__Record list__:
╭──
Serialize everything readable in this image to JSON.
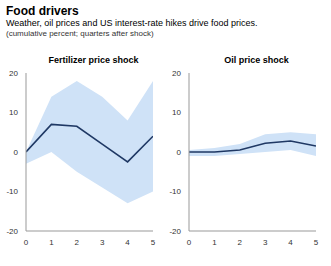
{
  "title": "Food drivers",
  "subtitle": "Weather, oil prices and US interest-rate hikes drive food prices.",
  "note": "(cumulative percent; quarters after shock)",
  "chart_data": [
    {
      "type": "line",
      "title": "Fertilizer price shock",
      "x": [
        0,
        1,
        2,
        3,
        4,
        5
      ],
      "series": [
        {
          "color": "#1f3864",
          "values": [
            0,
            7,
            6.5,
            2,
            -2.5,
            4
          ],
          "lower": [
            -3,
            0,
            -5,
            -9,
            -13,
            -10
          ],
          "upper": [
            0,
            14,
            18,
            14,
            8,
            18
          ]
        }
      ],
      "xlim": [
        0,
        5
      ],
      "xticks": [
        0,
        1,
        2,
        3,
        4,
        5
      ],
      "ylim": [
        -20,
        20
      ],
      "yticks": [
        -20,
        -10,
        0,
        10,
        20
      ],
      "grid": false
    },
    {
      "type": "line",
      "title": "Oil price shock",
      "x": [
        0,
        1,
        2,
        3,
        4,
        5
      ],
      "series": [
        {
          "color": "#1f3864",
          "values": [
            0,
            0,
            0.5,
            2.2,
            2.8,
            1.5
          ],
          "lower": [
            -1,
            -1,
            -0.5,
            0,
            0.5,
            -1
          ],
          "upper": [
            0.5,
            1,
            2,
            4.5,
            5,
            4.5
          ]
        }
      ],
      "xlim": [
        0,
        5
      ],
      "xticks": [
        0,
        1,
        2,
        3,
        4,
        5
      ],
      "ylim": [
        -20,
        20
      ],
      "yticks": [
        -20,
        -10,
        0,
        10,
        20
      ],
      "grid": false
    }
  ]
}
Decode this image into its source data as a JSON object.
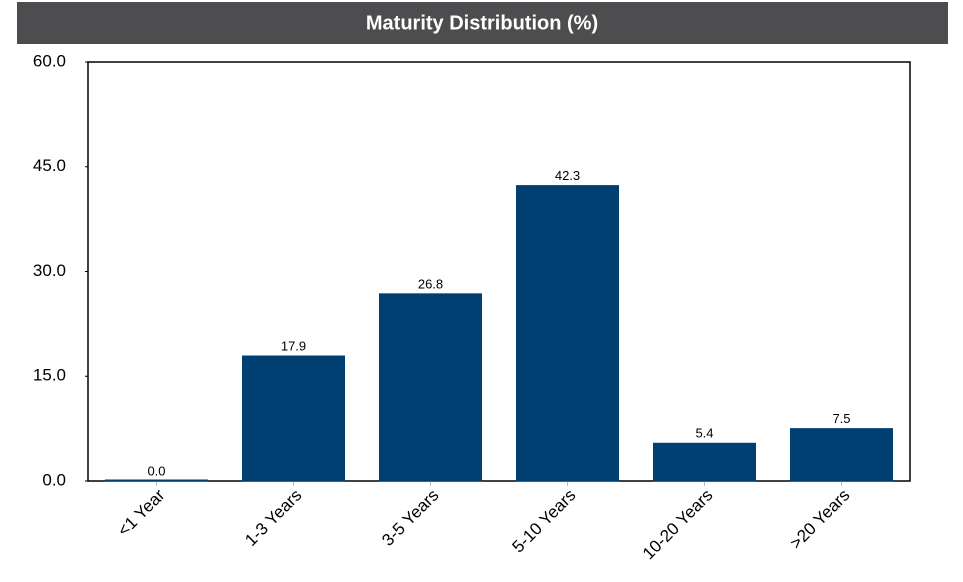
{
  "chart_data": {
    "type": "bar",
    "title": "Maturity Distribution (%)",
    "categories": [
      "<1 Year",
      "1-3 Years",
      "3-5 Years",
      "5-10 Years",
      "10-20 Years",
      ">20 Years"
    ],
    "values": [
      0,
      17.9,
      26.8,
      42.3,
      5.4,
      7.5
    ],
    "value_labels": [
      "0.0",
      "17.9",
      "26.8",
      "42.3",
      "5.4",
      "7.5"
    ],
    "color": "#003f72",
    "ylim": [
      0,
      60
    ],
    "yticks": [
      {
        "value": 0,
        "label": "0.0"
      },
      {
        "value": 15,
        "label": "15.0"
      },
      {
        "value": 30,
        "label": "30.0"
      },
      {
        "value": 45,
        "label": "45.0"
      },
      {
        "value": 60,
        "label": "60.0"
      }
    ],
    "grid": false
  }
}
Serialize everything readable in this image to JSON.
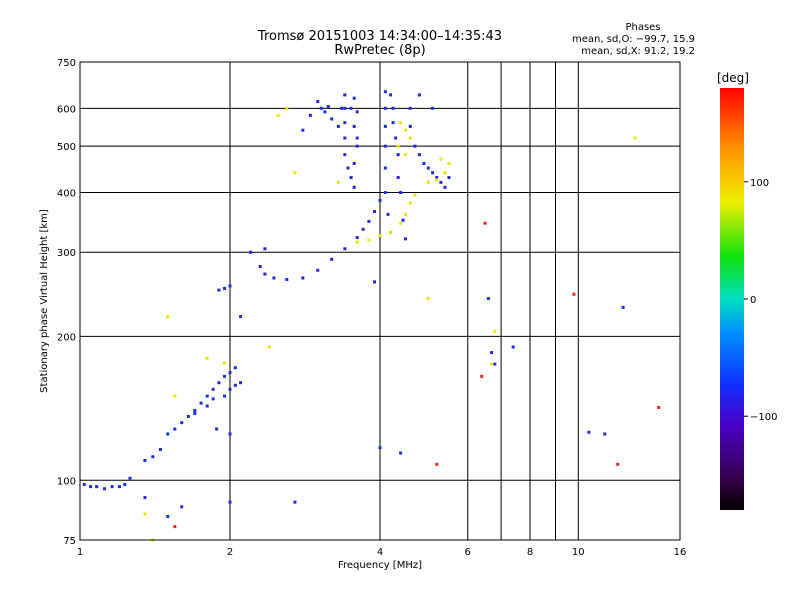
╰──
__Aim of the exercise__: Print all entries exactly. The images do not belong in the copy.

__Result of this exercise__:
Serialize everything readable in this image to JSON.
{
  "title": "Food drivers",
  "subtitle": "Weather, oil prices and US interest-rate hikes drive food prices.",
  "note": "(cumulative percent; quarters after shock)",
  "chart_data": [
    {
      "type": "line",
      "title": "Fertilizer price shock",
      "x": [
        0,
        1,
        2,
        3,
        4,
        5
      ],
      "series": [
        {
          "color": "#1f3864",
          "values": [
            0,
            7,
            6.5,
            2,
            -2.5,
            4
          ],
          "lower": [
            -3,
            0,
            -5,
            -9,
            -13,
            -10
          ],
          "upper": [
            0,
            14,
            18,
            14,
            8,
            18
          ]
        }
      ],
      "xlim": [
        0,
        5
      ],
      "xticks": [
        0,
        1,
        2,
        3,
        4,
        5
      ],
      "ylim": [
        -20,
        20
      ],
      "yticks": [
        -20,
        -10,
        0,
        10,
        20
      ],
      "grid": false
    },
    {
      "type": "line",
      "title": "Oil price shock",
      "x": [
        0,
        1,
        2,
        3,
        4,
        5
      ],
      "series": [
        {
          "color": "#1f3864",
          "values": [
            0,
            0,
            0.5,
            2.2,
            2.8,
            1.5
          ],
          "lower": [
            -1,
            -1,
            -0.5,
            0,
            0.5,
            -1
          ],
          "upper": [
            0.5,
            1,
            2,
            4.5,
            5,
            4.5
          ]
        }
      ],
      "xlim": [
        0,
        5
      ],
      "xticks": [
        0,
        1,
        2,
        3,
        4,
        5
      ],
      "ylim": [
        -20,
        20
      ],
      "yticks": [
        -20,
        -10,
        0,
        10,
        20
      ],
      "grid": false
    }
  ]
}
Decode this image into its source data as a JSON object.
{
  "chart_data": {
    "type": "bar",
    "title": "Maturity Distribution (%)",
    "categories": [
      "<1 Year",
      "1-3 Years",
      "3-5 Years",
      "5-10 Years",
      "10-20 Years",
      ">20 Years"
    ],
    "values": [
      0,
      17.9,
      26.8,
      42.3,
      5.4,
      7.5
    ],
    "value_labels": [
      "0.0",
      "17.9",
      "26.8",
      "42.3",
      "5.4",
      "7.5"
    ],
    "color": "#003f72",
    "ylim": [
      0,
      60
    ],
    "yticks": [
      {
        "value": 0,
        "label": "0.0"
      },
      {
        "value": 15,
        "label": "15.0"
      },
      {
        "value": 30,
        "label": "30.0"
      },
      {
        "value": 45,
        "label": "45.0"
      },
      {
        "value": 60,
        "label": "60.0"
      }
    ],
    "grid": false
  }
}
Serialize everything readable in this image to JSON.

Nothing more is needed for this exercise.